**PROBLEM TO WORK ON:** Pictures do not belong in the copy; restate the records below word for word.

Entries from a visual dataset:
---------------

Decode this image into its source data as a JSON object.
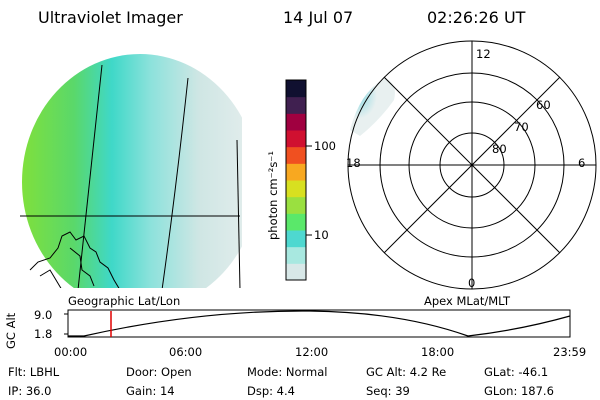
{
  "header": {
    "instrument": "Ultraviolet Imager",
    "date": "14 Jul 07",
    "time": "02:26:26 UT"
  },
  "colorbar": {
    "unit_label": "photon cm⁻²s⁻¹",
    "ticks": [
      "100",
      "10"
    ],
    "colors": [
      "#d8e8e8",
      "#a8e8e0",
      "#4ed8d0",
      "#5ae86a",
      "#9ae040",
      "#d8e020",
      "#f8a820",
      "#f05020",
      "#d01030",
      "#a00040",
      "#402050",
      "#101030"
    ]
  },
  "map_label": "Geographic Lat/Lon",
  "polar": {
    "label": "Apex MLat/MLT",
    "mlt": {
      "top": "12",
      "left": "18",
      "right": "6",
      "bottom": "0"
    },
    "lat": [
      "60",
      "70",
      "80"
    ]
  },
  "altitude_plot": {
    "ylabel": "GC Alt",
    "yticks": [
      "9.0",
      "1.8"
    ],
    "xticks": [
      "00:00",
      "06:00",
      "12:00",
      "18:00",
      "23:59"
    ],
    "marker_color": "#e00000"
  },
  "footer": {
    "flt": "Flt: LBHL",
    "ip": "IP: 36.0",
    "door": "Door: Open",
    "gain": "Gain: 14",
    "mode": "Mode: Normal",
    "dsp": "Dsp:     4.4",
    "gcalt": "GC Alt: 4.2 Re",
    "seq": "Seq: 39",
    "glat": "GLat: -46.1",
    "glon": "GLon: 187.6"
  }
}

---------------

**OUTPUT FOR THIS EXERCISE:**
Decode this image into its source data as a JSON object.
{
  "header": {
    "instrument": "Ultraviolet Imager",
    "date": "14 Jul 07",
    "time": "02:26:26 UT"
  },
  "colorbar": {
    "unit_label": "photon cm⁻²s⁻¹",
    "ticks": [
      "100",
      "10"
    ],
    "colors": [
      "#d8e8e8",
      "#a8e8e0",
      "#4ed8d0",
      "#5ae86a",
      "#9ae040",
      "#d8e020",
      "#f8a820",
      "#f05020",
      "#d01030",
      "#a00040",
      "#402050",
      "#101030"
    ]
  },
  "map_label": "Geographic Lat/Lon",
  "polar": {
    "label": "Apex MLat/MLT",
    "mlt": {
      "top": "12",
      "left": "18",
      "right": "6",
      "bottom": "0"
    },
    "lat": [
      "60",
      "70",
      "80"
    ]
  },
  "altitude_plot": {
    "ylabel": "GC Alt",
    "yticks": [
      "9.0",
      "1.8"
    ],
    "xticks": [
      "00:00",
      "06:00",
      "12:00",
      "18:00",
      "23:59"
    ],
    "marker_color": "#e00000"
  },
  "footer": {
    "flt": "Flt: LBHL",
    "ip": "IP: 36.0",
    "door": "Door: Open",
    "gain": "Gain: 14",
    "mode": "Mode: Normal",
    "dsp": "Dsp:     4.4",
    "gcalt": "GC Alt: 4.2 Re",
    "seq": "Seq: 39",
    "glat": "GLat: -46.1",
    "glon": "GLon: 187.6"
  }
}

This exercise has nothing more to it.